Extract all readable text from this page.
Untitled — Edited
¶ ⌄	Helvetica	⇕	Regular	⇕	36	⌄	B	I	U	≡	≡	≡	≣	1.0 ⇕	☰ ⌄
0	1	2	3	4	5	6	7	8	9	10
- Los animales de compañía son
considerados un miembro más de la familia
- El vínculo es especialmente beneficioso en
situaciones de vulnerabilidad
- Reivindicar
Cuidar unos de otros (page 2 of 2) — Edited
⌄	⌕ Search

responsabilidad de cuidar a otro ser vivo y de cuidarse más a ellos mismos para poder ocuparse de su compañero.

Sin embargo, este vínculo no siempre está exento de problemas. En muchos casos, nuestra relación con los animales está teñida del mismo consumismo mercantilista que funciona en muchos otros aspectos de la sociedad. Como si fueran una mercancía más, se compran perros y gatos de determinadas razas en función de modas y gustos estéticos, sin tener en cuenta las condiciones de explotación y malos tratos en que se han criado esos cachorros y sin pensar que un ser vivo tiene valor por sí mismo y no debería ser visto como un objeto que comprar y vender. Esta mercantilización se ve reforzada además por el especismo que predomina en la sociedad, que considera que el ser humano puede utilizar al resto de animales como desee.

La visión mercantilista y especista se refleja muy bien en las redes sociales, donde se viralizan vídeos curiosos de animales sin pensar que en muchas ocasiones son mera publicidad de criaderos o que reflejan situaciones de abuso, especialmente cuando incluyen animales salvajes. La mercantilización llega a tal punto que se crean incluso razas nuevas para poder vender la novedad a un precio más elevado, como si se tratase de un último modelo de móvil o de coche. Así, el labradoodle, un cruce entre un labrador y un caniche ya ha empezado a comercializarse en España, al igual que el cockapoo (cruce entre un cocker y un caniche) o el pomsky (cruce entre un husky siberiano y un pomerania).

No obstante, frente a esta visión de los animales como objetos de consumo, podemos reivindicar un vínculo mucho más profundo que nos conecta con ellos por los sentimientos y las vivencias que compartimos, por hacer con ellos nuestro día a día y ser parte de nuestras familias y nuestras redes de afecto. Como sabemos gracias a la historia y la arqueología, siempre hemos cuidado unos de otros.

--------

- [Work instruction]:
Isolate each line of the listing above that includes "Edited". Copy it.

- [Solution to this task]:
Untitled — Edited
Cuidar unos de otros (page 2 of 2) — Edited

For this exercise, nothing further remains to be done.